### [Set task]
Select the lines that contain "ylabel" and copy each of them.

Begin

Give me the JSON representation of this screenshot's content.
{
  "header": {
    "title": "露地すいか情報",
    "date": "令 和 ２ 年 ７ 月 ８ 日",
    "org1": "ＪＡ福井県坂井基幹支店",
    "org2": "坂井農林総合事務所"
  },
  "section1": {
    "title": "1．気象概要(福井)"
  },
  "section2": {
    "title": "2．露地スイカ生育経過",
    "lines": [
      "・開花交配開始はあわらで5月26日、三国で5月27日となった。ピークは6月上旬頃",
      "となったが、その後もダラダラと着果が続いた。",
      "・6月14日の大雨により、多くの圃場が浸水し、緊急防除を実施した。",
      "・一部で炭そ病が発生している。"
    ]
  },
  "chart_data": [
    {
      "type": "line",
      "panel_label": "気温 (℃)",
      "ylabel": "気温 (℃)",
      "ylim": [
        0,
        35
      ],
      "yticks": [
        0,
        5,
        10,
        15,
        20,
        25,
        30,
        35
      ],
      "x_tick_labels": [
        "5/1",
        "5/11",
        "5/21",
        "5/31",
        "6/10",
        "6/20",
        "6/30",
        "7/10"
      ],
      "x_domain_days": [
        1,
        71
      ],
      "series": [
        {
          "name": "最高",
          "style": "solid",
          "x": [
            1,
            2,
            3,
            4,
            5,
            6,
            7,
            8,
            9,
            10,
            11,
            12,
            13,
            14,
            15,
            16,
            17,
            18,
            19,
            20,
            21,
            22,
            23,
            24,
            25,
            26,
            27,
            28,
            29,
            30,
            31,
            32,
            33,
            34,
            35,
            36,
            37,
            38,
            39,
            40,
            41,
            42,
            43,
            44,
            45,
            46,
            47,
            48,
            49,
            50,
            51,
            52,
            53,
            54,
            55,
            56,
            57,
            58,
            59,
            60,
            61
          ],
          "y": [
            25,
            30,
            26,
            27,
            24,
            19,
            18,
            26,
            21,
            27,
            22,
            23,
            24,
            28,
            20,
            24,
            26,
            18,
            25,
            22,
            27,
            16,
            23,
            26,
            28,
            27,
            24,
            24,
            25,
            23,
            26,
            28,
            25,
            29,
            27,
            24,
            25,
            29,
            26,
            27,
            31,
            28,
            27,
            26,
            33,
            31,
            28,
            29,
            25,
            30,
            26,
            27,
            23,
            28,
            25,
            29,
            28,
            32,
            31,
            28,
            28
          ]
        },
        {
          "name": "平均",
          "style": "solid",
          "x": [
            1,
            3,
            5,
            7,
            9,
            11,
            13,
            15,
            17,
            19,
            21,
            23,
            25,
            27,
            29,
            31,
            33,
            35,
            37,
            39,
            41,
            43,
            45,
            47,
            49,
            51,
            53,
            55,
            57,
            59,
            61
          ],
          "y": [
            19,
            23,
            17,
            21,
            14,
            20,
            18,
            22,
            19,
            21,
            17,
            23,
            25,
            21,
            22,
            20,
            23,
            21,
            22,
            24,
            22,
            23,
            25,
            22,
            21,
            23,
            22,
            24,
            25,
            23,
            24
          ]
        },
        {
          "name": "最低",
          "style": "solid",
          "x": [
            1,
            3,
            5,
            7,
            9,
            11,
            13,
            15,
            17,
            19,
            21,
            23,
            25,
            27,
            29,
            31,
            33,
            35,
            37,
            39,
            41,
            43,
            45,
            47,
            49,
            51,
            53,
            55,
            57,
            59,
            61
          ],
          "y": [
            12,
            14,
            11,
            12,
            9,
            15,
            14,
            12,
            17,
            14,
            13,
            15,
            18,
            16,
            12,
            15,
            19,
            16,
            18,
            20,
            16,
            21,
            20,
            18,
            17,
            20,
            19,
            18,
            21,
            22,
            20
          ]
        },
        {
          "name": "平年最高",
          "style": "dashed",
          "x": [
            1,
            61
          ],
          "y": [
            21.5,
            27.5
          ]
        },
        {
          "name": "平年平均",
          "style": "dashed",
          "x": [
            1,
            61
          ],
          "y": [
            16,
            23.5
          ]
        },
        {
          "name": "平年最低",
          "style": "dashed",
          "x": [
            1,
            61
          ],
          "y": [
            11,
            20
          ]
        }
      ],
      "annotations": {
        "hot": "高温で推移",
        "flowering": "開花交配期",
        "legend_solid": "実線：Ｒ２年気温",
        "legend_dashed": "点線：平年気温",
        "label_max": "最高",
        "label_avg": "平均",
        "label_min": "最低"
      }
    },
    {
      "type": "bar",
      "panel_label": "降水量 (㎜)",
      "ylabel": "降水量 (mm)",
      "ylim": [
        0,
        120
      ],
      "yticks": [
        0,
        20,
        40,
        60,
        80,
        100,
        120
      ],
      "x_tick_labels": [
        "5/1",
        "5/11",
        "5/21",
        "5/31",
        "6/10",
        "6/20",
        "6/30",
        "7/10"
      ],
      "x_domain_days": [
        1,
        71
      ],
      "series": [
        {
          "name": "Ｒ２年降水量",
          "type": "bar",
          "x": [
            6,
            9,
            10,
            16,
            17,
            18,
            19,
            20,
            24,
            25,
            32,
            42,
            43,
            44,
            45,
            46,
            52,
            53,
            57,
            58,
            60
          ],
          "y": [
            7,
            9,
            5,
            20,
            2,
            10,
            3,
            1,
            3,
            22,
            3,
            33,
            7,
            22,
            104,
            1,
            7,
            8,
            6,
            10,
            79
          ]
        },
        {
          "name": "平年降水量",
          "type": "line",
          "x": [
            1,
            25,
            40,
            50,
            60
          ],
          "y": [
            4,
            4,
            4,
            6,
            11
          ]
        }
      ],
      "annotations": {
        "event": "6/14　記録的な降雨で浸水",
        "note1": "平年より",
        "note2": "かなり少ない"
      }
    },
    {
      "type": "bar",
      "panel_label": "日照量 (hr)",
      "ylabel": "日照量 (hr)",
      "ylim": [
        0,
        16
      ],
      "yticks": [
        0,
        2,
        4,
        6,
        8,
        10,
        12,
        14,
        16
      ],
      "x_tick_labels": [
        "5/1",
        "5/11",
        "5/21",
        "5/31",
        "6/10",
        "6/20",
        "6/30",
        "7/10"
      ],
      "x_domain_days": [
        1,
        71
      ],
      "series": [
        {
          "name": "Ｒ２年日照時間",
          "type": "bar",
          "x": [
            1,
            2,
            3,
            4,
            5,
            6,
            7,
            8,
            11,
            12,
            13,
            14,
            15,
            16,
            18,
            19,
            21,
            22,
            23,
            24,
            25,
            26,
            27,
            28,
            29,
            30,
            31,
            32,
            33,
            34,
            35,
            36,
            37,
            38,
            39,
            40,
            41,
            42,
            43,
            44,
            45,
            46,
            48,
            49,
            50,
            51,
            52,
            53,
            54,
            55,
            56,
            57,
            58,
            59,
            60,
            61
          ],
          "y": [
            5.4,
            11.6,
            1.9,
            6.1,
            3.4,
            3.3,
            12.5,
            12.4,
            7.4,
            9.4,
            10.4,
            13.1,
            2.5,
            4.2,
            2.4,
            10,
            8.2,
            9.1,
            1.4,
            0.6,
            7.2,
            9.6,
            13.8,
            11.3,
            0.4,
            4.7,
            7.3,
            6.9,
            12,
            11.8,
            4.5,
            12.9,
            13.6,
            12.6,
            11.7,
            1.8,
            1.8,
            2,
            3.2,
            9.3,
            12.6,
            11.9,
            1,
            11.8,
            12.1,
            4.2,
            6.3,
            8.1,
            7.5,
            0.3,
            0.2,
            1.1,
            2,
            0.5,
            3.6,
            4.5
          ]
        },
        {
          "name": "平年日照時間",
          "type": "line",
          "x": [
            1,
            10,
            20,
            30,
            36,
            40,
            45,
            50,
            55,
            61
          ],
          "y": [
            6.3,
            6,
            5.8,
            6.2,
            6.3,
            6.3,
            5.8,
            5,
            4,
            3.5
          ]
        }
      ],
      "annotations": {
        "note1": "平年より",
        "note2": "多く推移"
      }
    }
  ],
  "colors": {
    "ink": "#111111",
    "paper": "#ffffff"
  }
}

End

### [Correct response]
      "ylabel": "気温 (℃)",
      "ylabel": "降水量 (mm)",
      "ylabel": "日照量 (hr)",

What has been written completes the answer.